* Exercise task
Quote the whole listing exactly. Leave the pictures out of your copy.

---------- Data provided ----------

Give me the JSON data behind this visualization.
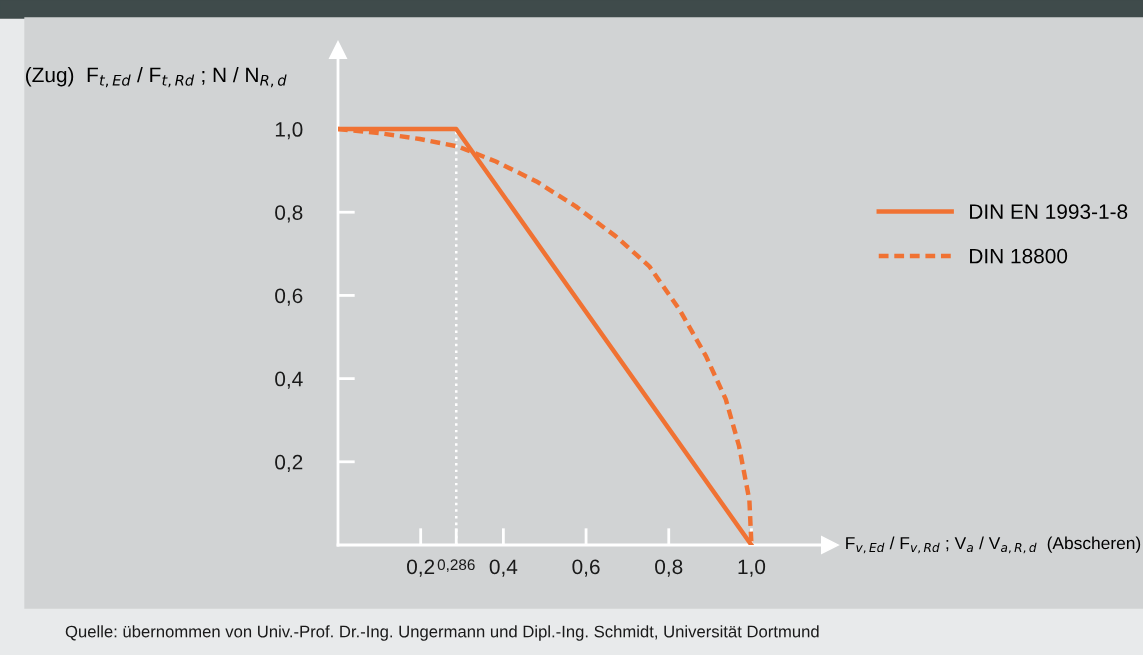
{
  "chart_data": {
    "type": "line",
    "xlabel": "F$_{v,Ed}$ / F$_{v,Rd}$ ; V$_{a}$ / V$_{a,R,d}$  (Abscheren)",
    "ylabel": "(Zug)  F$_{t,Ed}$ / F$_{t,Rd}$ ; N / N$_{R,d}$",
    "series": [
      {
        "name": "DIN EN 1993-1-8",
        "color": "#f07233",
        "line_style": "solid",
        "x": [
          0,
          0.286,
          1.0
        ],
        "values": [
          1.0,
          1.0,
          0.0
        ]
      },
      {
        "name": "DIN 18800",
        "color": "#f07233",
        "line_style": "dashed",
        "x": [
          0,
          0.1,
          0.198,
          0.29,
          0.382,
          0.48,
          0.575,
          0.672,
          0.753,
          0.826,
          0.89,
          0.938,
          0.97,
          0.995,
          1.0
        ],
        "values": [
          1.0,
          0.99,
          0.976,
          0.958,
          0.922,
          0.874,
          0.814,
          0.742,
          0.67,
          0.566,
          0.454,
          0.35,
          0.238,
          0.108,
          0.0
        ]
      }
    ],
    "xlim": [
      0,
      1.19
    ],
    "ylim": [
      0,
      1.19
    ],
    "xticks": [
      {
        "value": 0.2,
        "label": "0,2"
      },
      {
        "value": 0.286,
        "label": "0,286"
      },
      {
        "value": 0.4,
        "label": "0,4"
      },
      {
        "value": 0.6,
        "label": "0,6"
      },
      {
        "value": 0.8,
        "label": "0,8"
      },
      {
        "value": 1.0,
        "label": "1,0"
      }
    ],
    "yticks": [
      {
        "value": 0.2,
        "label": "0,2"
      },
      {
        "value": 0.4,
        "label": "0,4"
      },
      {
        "value": 0.6,
        "label": "0,6"
      },
      {
        "value": 0.8,
        "label": "0,8"
      },
      {
        "value": 1.0,
        "label": "1,0"
      }
    ],
    "ref_lines": [
      {
        "axis": "x",
        "value": 0.286,
        "color": "#ffffff",
        "line_style": "dotted"
      }
    ],
    "grid": false,
    "legend": "right",
    "annotations": [
      "Quelle: übernommen von Univ.-Prof. Dr.-Ing. Ungermann und Dipl.-Ing. Schmidt, Universität Dortmund"
    ]
  }
}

----------

* Exercise response
Give me the JSON data behind this visualization.
{
  "chart_data": {
    "type": "line",
    "xlabel": "F$_{v,Ed}$ / F$_{v,Rd}$ ; V$_{a}$ / V$_{a,R,d}$  (Abscheren)",
    "ylabel": "(Zug)  F$_{t,Ed}$ / F$_{t,Rd}$ ; N / N$_{R,d}$",
    "series": [
      {
        "name": "DIN EN 1993-1-8",
        "color": "#f07233",
        "line_style": "solid",
        "x": [
          0,
          0.286,
          1.0
        ],
        "values": [
          1.0,
          1.0,
          0.0
        ]
      },
      {
        "name": "DIN 18800",
        "color": "#f07233",
        "line_style": "dashed",
        "x": [
          0,
          0.1,
          0.198,
          0.29,
          0.382,
          0.48,
          0.575,
          0.672,
          0.753,
          0.826,
          0.89,
          0.938,
          0.97,
          0.995,
          1.0
        ],
        "values": [
          1.0,
          0.99,
          0.976,
          0.958,
          0.922,
          0.874,
          0.814,
          0.742,
          0.67,
          0.566,
          0.454,
          0.35,
          0.238,
          0.108,
          0.0
        ]
      }
    ],
    "xlim": [
      0,
      1.19
    ],
    "ylim": [
      0,
      1.19
    ],
    "xticks": [
      {
        "value": 0.2,
        "label": "0,2"
      },
      {
        "value": 0.286,
        "label": "0,286"
      },
      {
        "value": 0.4,
        "label": "0,4"
      },
      {
        "value": 0.6,
        "label": "0,6"
      },
      {
        "value": 0.8,
        "label": "0,8"
      },
      {
        "value": 1.0,
        "label": "1,0"
      }
    ],
    "yticks": [
      {
        "value": 0.2,
        "label": "0,2"
      },
      {
        "value": 0.4,
        "label": "0,4"
      },
      {
        "value": 0.6,
        "label": "0,6"
      },
      {
        "value": 0.8,
        "label": "0,8"
      },
      {
        "value": 1.0,
        "label": "1,0"
      }
    ],
    "ref_lines": [
      {
        "axis": "x",
        "value": 0.286,
        "color": "#ffffff",
        "line_style": "dotted"
      }
    ],
    "grid": false,
    "legend": "right",
    "annotations": [
      "Quelle: übernommen von Univ.-Prof. Dr.-Ing. Ungermann und Dipl.-Ing. Schmidt, Universität Dortmund"
    ]
  }
}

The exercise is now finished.